Stored entries:
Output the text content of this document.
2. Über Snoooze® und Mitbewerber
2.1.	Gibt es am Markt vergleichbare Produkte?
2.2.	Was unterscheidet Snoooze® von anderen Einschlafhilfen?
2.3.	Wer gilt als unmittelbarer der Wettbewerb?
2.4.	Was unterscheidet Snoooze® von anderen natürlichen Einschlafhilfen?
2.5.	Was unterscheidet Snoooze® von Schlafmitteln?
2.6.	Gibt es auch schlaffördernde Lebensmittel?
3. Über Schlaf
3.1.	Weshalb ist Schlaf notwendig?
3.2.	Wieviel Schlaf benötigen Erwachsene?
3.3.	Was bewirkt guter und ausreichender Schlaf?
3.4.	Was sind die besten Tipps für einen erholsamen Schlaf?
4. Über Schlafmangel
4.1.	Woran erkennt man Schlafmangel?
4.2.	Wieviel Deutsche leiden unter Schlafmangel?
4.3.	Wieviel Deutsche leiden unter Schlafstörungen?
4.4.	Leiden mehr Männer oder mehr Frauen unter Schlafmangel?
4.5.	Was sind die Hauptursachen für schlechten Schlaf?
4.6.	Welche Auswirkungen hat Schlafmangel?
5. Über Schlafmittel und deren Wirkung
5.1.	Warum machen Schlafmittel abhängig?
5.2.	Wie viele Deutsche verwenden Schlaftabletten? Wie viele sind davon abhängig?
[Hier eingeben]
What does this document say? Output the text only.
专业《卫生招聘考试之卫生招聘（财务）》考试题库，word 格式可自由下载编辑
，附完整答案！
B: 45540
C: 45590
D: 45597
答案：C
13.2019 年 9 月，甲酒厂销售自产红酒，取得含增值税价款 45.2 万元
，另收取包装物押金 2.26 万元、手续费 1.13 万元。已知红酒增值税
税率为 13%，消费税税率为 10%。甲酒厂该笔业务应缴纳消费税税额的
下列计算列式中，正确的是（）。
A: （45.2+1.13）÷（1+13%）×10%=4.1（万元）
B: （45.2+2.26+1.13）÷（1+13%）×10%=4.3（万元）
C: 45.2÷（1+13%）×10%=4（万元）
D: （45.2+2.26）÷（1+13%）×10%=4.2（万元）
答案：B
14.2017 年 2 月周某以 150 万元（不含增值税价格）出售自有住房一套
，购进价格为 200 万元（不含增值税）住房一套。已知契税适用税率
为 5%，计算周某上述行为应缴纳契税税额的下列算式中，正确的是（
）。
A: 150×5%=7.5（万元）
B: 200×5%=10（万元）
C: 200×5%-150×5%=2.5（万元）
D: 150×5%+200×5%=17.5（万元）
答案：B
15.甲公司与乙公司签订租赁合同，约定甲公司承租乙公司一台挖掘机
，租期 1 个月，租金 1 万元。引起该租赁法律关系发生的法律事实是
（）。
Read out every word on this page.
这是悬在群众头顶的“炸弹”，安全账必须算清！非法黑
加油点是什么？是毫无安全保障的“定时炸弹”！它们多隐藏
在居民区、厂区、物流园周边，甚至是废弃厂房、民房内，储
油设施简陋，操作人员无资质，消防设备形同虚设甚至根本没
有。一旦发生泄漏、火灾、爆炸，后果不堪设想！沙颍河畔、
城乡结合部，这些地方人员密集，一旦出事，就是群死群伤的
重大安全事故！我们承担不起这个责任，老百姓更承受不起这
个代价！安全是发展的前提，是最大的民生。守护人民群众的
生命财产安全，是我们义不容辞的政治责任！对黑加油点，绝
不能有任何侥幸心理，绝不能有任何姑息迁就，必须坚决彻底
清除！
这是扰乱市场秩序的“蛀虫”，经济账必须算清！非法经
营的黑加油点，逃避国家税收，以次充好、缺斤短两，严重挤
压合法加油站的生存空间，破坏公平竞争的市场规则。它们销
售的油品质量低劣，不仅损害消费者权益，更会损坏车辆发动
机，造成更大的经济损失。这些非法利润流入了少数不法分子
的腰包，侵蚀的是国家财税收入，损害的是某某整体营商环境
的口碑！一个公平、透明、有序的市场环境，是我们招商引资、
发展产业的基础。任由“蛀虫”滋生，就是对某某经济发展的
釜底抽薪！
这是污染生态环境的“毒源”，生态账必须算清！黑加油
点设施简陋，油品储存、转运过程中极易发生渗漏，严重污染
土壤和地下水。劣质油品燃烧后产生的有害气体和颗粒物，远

### WHAT TO PRODUCE
Copy out all of the records shown above exactly.

### RESPONSE TO THE TASK
Output the text content of this document.
2. Über Snoooze® und Mitbewerber
2.1.	Gibt es am Markt vergleichbare Produkte?
2.2.	Was unterscheidet Snoooze® von anderen Einschlafhilfen?
2.3.	Wer gilt als unmittelbarer der Wettbewerb?
2.4.	Was unterscheidet Snoooze® von anderen natürlichen Einschlafhilfen?
2.5.	Was unterscheidet Snoooze® von Schlafmitteln?
2.6.	Gibt es auch schlaffördernde Lebensmittel?
3. Über Schlaf
3.1.	Weshalb ist Schlaf notwendig?
3.2.	Wieviel Schlaf benötigen Erwachsene?
3.3.	Was bewirkt guter und ausreichender Schlaf?
3.4.	Was sind die besten Tipps für einen erholsamen Schlaf?
4. Über Schlafmangel
4.1.	Woran erkennt man Schlafmangel?
4.2.	Wieviel Deutsche leiden unter Schlafmangel?
4.3.	Wieviel Deutsche leiden unter Schlafstörungen?
4.4.	Leiden mehr Männer oder mehr Frauen unter Schlafmangel?
4.5.	Was sind die Hauptursachen für schlechten Schlaf?
4.6.	Welche Auswirkungen hat Schlafmangel?
5. Über Schlafmittel und deren Wirkung
5.1.	Warum machen Schlafmittel abhängig?
5.2.	Wie viele Deutsche verwenden Schlaftabletten? Wie viele sind davon abhängig?
[Hier eingeben]
What does this document say? Output the text only.
专业《卫生招聘考试之卫生招聘（财务）》考试题库，word 格式可自由下载编辑
，附完整答案！
B: 45540
C: 45590
D: 45597
答案：C
13.2019 年 9 月，甲酒厂销售自产红酒，取得含增值税价款 45.2 万元
，另收取包装物押金 2.26 万元、手续费 1.13 万元。已知红酒增值税
税率为 13%，消费税税率为 10%。甲酒厂该笔业务应缴纳消费税税额的
下列计算列式中，正确的是（）。
A: （45.2+1.13）÷（1+13%）×10%=4.1（万元）
B: （45.2+2.26+1.13）÷（1+13%）×10%=4.3（万元）
C: 45.2÷（1+13%）×10%=4（万元）
D: （45.2+2.26）÷（1+13%）×10%=4.2（万元）
答案：B
14.2017 年 2 月周某以 150 万元（不含增值税价格）出售自有住房一套
，购进价格为 200 万元（不含增值税）住房一套。已知契税适用税率
为 5%，计算周某上述行为应缴纳契税税额的下列算式中，正确的是（
）。
A: 150×5%=7.5（万元）
B: 200×5%=10（万元）
C: 200×5%-150×5%=2.5（万元）
D: 150×5%+200×5%=17.5（万元）
答案：B
15.甲公司与乙公司签订租赁合同，约定甲公司承租乙公司一台挖掘机
，租期 1 个月，租金 1 万元。引起该租赁法律关系发生的法律事实是
（）。
Read out every word on this page.
这是悬在群众头顶的“炸弹”，安全账必须算清！非法黑
加油点是什么？是毫无安全保障的“定时炸弹”！它们多隐藏
在居民区、厂区、物流园周边，甚至是废弃厂房、民房内，储
油设施简陋，操作人员无资质，消防设备形同虚设甚至根本没
有。一旦发生泄漏、火灾、爆炸，后果不堪设想！沙颍河畔、
城乡结合部，这些地方人员密集，一旦出事，就是群死群伤的
重大安全事故！我们承担不起这个责任，老百姓更承受不起这
个代价！安全是发展的前提，是最大的民生。守护人民群众的
生命财产安全，是我们义不容辞的政治责任！对黑加油点，绝
不能有任何侥幸心理，绝不能有任何姑息迁就，必须坚决彻底
清除！
这是扰乱市场秩序的“蛀虫”，经济账必须算清！非法经
营的黑加油点，逃避国家税收，以次充好、缺斤短两，严重挤
压合法加油站的生存空间，破坏公平竞争的市场规则。它们销
售的油品质量低劣，不仅损害消费者权益，更会损坏车辆发动
机，造成更大的经济损失。这些非法利润流入了少数不法分子
的腰包，侵蚀的是国家财税收入，损害的是某某整体营商环境
的口碑！一个公平、透明、有序的市场环境，是我们招商引资、
发展产业的基础。任由“蛀虫”滋生，就是对某某经济发展的
釜底抽薪！
这是污染生态环境的“毒源”，生态账必须算清！黑加油
点设施简陋，油品储存、转运过程中极易发生渗漏，严重污染
土壤和地下水。劣质油品燃烧后产生的有害气体和颗粒物，远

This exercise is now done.